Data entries
____________________

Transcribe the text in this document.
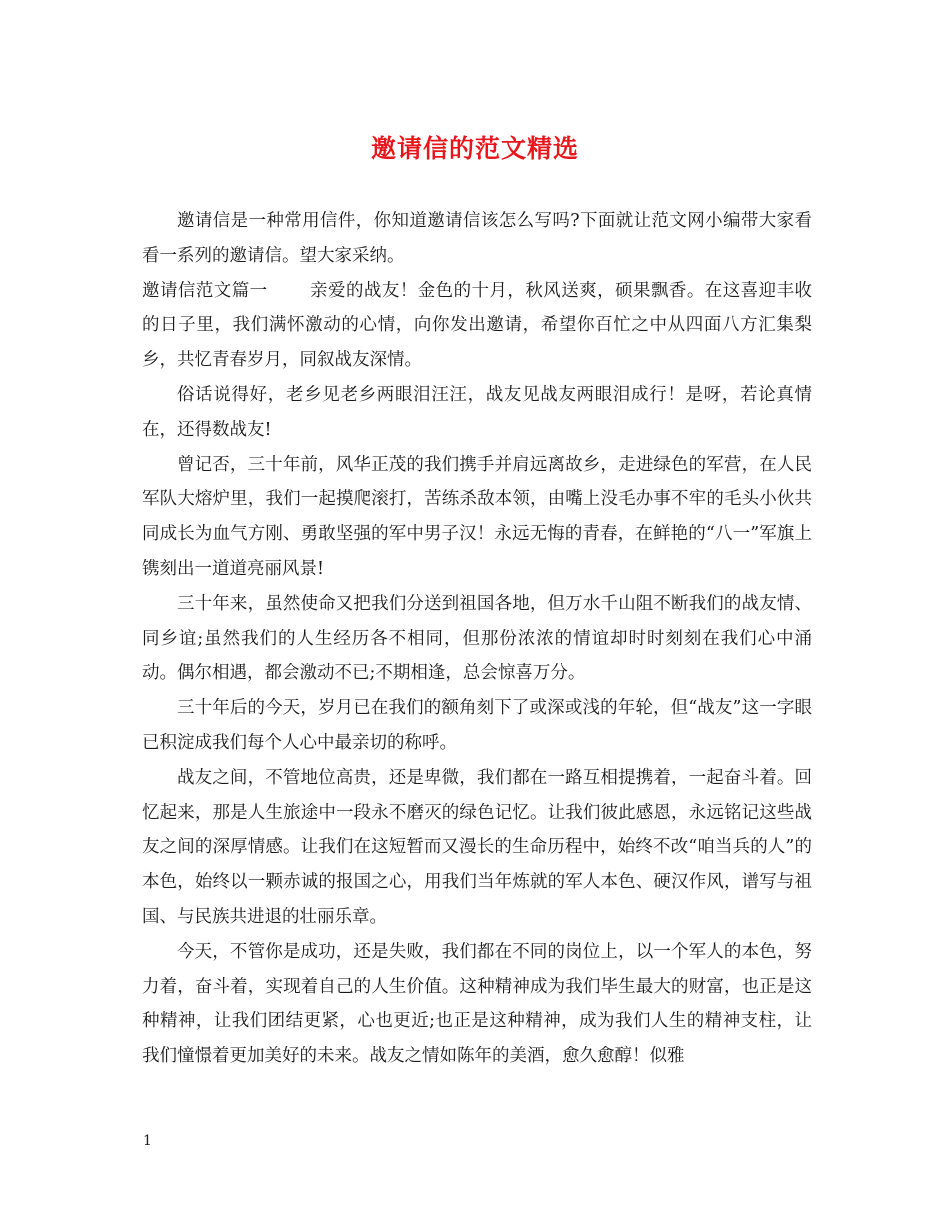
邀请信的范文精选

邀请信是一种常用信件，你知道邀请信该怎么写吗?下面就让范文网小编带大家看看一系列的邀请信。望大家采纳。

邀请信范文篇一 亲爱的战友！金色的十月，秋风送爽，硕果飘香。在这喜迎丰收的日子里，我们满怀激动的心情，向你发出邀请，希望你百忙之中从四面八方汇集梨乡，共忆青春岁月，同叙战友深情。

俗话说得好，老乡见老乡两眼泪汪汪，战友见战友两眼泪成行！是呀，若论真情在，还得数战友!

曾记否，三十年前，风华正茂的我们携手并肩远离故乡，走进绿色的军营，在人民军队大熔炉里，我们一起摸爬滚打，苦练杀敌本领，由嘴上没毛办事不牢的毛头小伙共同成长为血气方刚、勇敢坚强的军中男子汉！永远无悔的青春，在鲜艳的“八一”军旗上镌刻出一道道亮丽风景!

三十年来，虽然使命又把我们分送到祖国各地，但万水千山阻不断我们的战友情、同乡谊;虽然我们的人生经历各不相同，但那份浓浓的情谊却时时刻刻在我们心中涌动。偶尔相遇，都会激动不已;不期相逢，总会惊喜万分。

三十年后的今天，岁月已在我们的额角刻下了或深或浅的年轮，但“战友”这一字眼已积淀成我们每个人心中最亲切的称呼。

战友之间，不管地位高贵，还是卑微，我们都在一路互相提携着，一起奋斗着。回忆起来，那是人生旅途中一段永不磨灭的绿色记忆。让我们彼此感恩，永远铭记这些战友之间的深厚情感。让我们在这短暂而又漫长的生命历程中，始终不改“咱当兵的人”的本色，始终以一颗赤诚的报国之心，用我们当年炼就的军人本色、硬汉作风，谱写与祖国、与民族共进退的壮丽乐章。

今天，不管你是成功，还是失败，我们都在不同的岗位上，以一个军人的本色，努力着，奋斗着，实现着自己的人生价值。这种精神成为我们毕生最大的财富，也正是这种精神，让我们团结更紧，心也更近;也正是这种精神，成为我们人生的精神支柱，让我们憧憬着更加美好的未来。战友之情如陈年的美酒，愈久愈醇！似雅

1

____________________

● **YOUR TASK**
Above are the records; reproduce them exactly and leave out the pictures.

● **ANSWER IN FULL**
Transcribe the text in this document.
邀请信的范文精选

邀请信是一种常用信件，你知道邀请信该怎么写吗?下面就让范文网小编带大家看看一系列的邀请信。望大家采纳。

邀请信范文篇一 亲爱的战友！金色的十月，秋风送爽，硕果飘香。在这喜迎丰收的日子里，我们满怀激动的心情，向你发出邀请，希望你百忙之中从四面八方汇集梨乡，共忆青春岁月，同叙战友深情。

俗话说得好，老乡见老乡两眼泪汪汪，战友见战友两眼泪成行！是呀，若论真情在，还得数战友!

曾记否，三十年前，风华正茂的我们携手并肩远离故乡，走进绿色的军营，在人民军队大熔炉里，我们一起摸爬滚打，苦练杀敌本领，由嘴上没毛办事不牢的毛头小伙共同成长为血气方刚、勇敢坚强的军中男子汉！永远无悔的青春，在鲜艳的“八一”军旗上镌刻出一道道亮丽风景!

三十年来，虽然使命又把我们分送到祖国各地，但万水千山阻不断我们的战友情、同乡谊;虽然我们的人生经历各不相同，但那份浓浓的情谊却时时刻刻在我们心中涌动。偶尔相遇，都会激动不已;不期相逢，总会惊喜万分。

三十年后的今天，岁月已在我们的额角刻下了或深或浅的年轮，但“战友”这一字眼已积淀成我们每个人心中最亲切的称呼。

战友之间，不管地位高贵，还是卑微，我们都在一路互相提携着，一起奋斗着。回忆起来，那是人生旅途中一段永不磨灭的绿色记忆。让我们彼此感恩，永远铭记这些战友之间的深厚情感。让我们在这短暂而又漫长的生命历程中，始终不改“咱当兵的人”的本色，始终以一颗赤诚的报国之心，用我们当年炼就的军人本色、硬汉作风，谱写与祖国、与民族共进退的壮丽乐章。

今天，不管你是成功，还是失败，我们都在不同的岗位上，以一个军人的本色，努力着，奋斗着，实现着自己的人生价值。这种精神成为我们毕生最大的财富，也正是这种精神，让我们团结更紧，心也更近;也正是这种精神，成为我们人生的精神支柱，让我们憧憬着更加美好的未来。战友之情如陈年的美酒，愈久愈醇！似雅

1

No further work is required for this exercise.